(Dataset excerpt)

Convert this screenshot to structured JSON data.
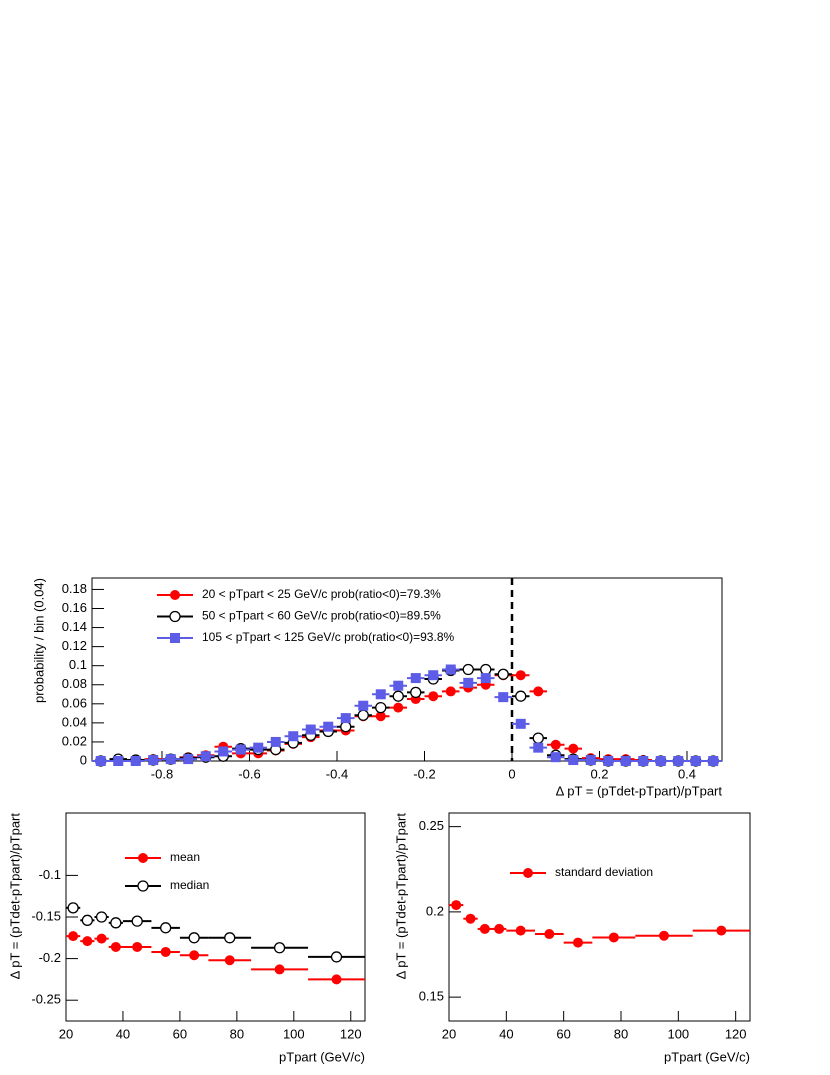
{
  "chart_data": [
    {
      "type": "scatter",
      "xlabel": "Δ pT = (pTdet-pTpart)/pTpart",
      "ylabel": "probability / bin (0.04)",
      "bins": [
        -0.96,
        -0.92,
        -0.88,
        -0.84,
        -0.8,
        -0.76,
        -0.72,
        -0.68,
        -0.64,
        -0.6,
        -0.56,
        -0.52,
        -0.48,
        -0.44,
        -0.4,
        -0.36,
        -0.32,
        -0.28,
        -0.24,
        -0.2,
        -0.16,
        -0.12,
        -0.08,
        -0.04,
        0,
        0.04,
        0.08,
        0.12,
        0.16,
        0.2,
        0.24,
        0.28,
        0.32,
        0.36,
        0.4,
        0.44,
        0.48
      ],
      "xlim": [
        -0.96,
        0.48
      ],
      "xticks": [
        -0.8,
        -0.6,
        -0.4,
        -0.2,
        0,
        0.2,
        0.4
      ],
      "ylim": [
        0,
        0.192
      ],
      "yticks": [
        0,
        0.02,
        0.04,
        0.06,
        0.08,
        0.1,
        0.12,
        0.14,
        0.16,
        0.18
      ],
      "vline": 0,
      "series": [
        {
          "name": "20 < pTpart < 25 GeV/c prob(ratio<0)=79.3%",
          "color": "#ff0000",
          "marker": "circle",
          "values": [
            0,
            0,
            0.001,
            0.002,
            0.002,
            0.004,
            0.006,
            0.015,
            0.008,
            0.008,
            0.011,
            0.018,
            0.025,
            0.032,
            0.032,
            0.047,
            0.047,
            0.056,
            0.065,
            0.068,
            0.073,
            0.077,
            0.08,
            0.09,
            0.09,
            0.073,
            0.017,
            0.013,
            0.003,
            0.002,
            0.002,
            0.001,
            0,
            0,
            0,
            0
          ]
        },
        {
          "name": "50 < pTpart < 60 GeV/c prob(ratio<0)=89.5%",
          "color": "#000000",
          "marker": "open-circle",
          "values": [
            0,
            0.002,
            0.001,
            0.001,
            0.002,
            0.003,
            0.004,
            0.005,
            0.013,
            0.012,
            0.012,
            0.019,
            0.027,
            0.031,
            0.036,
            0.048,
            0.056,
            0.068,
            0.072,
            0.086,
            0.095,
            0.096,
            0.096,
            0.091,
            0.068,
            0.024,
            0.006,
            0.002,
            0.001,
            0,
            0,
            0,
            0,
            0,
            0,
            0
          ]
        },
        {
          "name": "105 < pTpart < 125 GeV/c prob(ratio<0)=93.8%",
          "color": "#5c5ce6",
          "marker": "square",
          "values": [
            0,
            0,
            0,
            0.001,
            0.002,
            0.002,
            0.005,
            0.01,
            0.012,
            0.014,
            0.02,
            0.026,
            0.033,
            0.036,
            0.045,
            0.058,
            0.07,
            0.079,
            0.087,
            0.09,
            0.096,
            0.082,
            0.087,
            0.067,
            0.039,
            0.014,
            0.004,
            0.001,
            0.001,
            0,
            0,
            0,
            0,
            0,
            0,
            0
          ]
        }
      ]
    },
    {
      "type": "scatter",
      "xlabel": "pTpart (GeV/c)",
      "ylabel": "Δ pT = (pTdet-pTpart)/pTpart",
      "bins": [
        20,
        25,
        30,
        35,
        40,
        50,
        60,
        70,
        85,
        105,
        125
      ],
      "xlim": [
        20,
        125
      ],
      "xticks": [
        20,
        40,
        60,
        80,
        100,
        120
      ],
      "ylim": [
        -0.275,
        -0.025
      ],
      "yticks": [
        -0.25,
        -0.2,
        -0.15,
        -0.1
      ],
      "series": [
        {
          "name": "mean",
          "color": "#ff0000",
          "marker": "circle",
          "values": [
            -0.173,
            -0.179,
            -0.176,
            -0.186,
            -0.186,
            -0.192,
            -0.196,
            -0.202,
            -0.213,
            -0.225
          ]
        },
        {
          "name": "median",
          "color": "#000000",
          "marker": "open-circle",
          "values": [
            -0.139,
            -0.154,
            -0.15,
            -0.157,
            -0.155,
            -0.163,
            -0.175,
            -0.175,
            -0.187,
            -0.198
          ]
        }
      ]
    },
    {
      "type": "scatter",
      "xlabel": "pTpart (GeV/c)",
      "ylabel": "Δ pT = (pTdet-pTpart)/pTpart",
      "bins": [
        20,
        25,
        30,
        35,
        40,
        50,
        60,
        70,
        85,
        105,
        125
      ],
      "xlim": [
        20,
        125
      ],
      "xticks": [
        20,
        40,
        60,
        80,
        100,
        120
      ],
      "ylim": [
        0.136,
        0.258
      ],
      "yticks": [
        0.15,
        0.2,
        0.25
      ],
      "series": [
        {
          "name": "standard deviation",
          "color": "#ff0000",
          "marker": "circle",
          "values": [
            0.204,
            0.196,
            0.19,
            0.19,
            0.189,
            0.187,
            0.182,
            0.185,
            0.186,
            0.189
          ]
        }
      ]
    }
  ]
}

### REQUIREMENT
Filter the data for the string "pTpart" and copy every line that has it.

### ANSWER TO THIS EXERCISE
      "xlabel": "Δ pT = (pTdet-pTpart)/pTpart",
          "name": "20 < pTpart < 25 GeV/c prob(ratio<0)=79.3%",
          "name": "50 < pTpart < 60 GeV/c prob(ratio<0)=89.5%",
          "name": "105 < pTpart < 125 GeV/c prob(ratio<0)=93.8%",
      "xlabel": "pTpart (GeV/c)",
      "ylabel": "Δ pT = (pTdet-pTpart)/pTpart",
      "xlabel": "pTpart (GeV/c)",
      "ylabel": "Δ pT = (pTdet-pTpart)/pTpart",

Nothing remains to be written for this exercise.